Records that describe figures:

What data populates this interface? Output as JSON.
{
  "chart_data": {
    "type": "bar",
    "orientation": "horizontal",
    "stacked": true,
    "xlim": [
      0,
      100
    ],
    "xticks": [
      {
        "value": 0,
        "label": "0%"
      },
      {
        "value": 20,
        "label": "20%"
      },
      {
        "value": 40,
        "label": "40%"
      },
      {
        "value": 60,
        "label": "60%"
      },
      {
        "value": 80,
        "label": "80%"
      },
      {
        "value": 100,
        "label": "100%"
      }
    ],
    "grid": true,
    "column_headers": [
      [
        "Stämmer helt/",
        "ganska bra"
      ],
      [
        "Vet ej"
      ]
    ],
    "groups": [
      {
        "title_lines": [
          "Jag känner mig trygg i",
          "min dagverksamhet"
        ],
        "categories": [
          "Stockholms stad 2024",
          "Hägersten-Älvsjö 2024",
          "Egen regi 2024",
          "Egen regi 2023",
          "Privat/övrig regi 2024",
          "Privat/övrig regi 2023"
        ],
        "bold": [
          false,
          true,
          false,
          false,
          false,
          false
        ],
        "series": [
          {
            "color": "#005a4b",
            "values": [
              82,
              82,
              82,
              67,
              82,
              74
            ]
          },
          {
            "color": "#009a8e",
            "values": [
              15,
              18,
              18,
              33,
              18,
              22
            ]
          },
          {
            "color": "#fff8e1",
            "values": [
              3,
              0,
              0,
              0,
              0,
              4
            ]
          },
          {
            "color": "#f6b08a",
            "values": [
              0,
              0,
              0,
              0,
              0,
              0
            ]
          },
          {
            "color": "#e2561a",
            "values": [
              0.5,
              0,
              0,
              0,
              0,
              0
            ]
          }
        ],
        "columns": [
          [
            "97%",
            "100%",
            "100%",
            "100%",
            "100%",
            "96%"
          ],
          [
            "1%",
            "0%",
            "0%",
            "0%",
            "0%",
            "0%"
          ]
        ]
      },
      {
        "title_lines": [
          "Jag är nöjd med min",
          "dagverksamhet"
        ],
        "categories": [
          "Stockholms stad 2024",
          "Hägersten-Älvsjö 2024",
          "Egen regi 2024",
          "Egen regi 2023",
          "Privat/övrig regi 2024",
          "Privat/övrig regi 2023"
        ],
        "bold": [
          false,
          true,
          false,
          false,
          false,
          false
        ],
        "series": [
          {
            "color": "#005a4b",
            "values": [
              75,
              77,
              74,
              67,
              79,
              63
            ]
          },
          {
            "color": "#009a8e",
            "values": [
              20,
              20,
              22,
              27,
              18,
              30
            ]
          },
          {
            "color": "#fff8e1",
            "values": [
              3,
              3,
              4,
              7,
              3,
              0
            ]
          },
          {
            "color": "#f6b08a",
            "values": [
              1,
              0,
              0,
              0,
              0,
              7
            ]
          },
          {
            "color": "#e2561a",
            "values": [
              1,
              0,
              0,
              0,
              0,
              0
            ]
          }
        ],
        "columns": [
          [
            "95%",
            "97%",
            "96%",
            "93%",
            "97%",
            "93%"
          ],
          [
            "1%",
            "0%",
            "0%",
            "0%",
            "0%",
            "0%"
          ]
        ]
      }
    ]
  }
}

(Task description) Output the data above exactly, please, line for line.

(Reply to the task)
What data populates this interface? Output as JSON.
{
  "chart_data": {
    "type": "bar",
    "orientation": "horizontal",
    "stacked": true,
    "xlim": [
      0,
      100
    ],
    "xticks": [
      {
        "value": 0,
        "label": "0%"
      },
      {
        "value": 20,
        "label": "20%"
      },
      {
        "value": 40,
        "label": "40%"
      },
      {
        "value": 60,
        "label": "60%"
      },
      {
        "value": 80,
        "label": "80%"
      },
      {
        "value": 100,
        "label": "100%"
      }
    ],
    "grid": true,
    "column_headers": [
      [
        "Stämmer helt/",
        "ganska bra"
      ],
      [
        "Vet ej"
      ]
    ],
    "groups": [
      {
        "title_lines": [
          "Jag känner mig trygg i",
          "min dagverksamhet"
        ],
        "categories": [
          "Stockholms stad 2024",
          "Hägersten-Älvsjö 2024",
          "Egen regi 2024",
          "Egen regi 2023",
          "Privat/övrig regi 2024",
          "Privat/övrig regi 2023"
        ],
        "bold": [
          false,
          true,
          false,
          false,
          false,
          false
        ],
        "series": [
          {
            "color": "#005a4b",
            "values": [
              82,
              82,
              82,
              67,
              82,
              74
            ]
          },
          {
            "color": "#009a8e",
            "values": [
              15,
              18,
              18,
              33,
              18,
              22
            ]
          },
          {
            "color": "#fff8e1",
            "values": [
              3,
              0,
              0,
              0,
              0,
              4
            ]
          },
          {
            "color": "#f6b08a",
            "values": [
              0,
              0,
              0,
              0,
              0,
              0
            ]
          },
          {
            "color": "#e2561a",
            "values": [
              0.5,
              0,
              0,
              0,
              0,
              0
            ]
          }
        ],
        "columns": [
          [
            "97%",
            "100%",
            "100%",
            "100%",
            "100%",
            "96%"
          ],
          [
            "1%",
            "0%",
            "0%",
            "0%",
            "0%",
            "0%"
          ]
        ]
      },
      {
        "title_lines": [
          "Jag är nöjd med min",
          "dagverksamhet"
        ],
        "categories": [
          "Stockholms stad 2024",
          "Hägersten-Älvsjö 2024",
          "Egen regi 2024",
          "Egen regi 2023",
          "Privat/övrig regi 2024",
          "Privat/övrig regi 2023"
        ],
        "bold": [
          false,
          true,
          false,
          false,
          false,
          false
        ],
        "series": [
          {
            "color": "#005a4b",
            "values": [
              75,
              77,
              74,
              67,
              79,
              63
            ]
          },
          {
            "color": "#009a8e",
            "values": [
              20,
              20,
              22,
              27,
              18,
              30
            ]
          },
          {
            "color": "#fff8e1",
            "values": [
              3,
              3,
              4,
              7,
              3,
              0
            ]
          },
          {
            "color": "#f6b08a",
            "values": [
              1,
              0,
              0,
              0,
              0,
              7
            ]
          },
          {
            "color": "#e2561a",
            "values": [
              1,
              0,
              0,
              0,
              0,
              0
            ]
          }
        ],
        "columns": [
          [
            "95%",
            "97%",
            "96%",
            "93%",
            "97%",
            "93%"
          ],
          [
            "1%",
            "0%",
            "0%",
            "0%",
            "0%",
            "0%"
          ]
        ]
      }
    ]
  }
}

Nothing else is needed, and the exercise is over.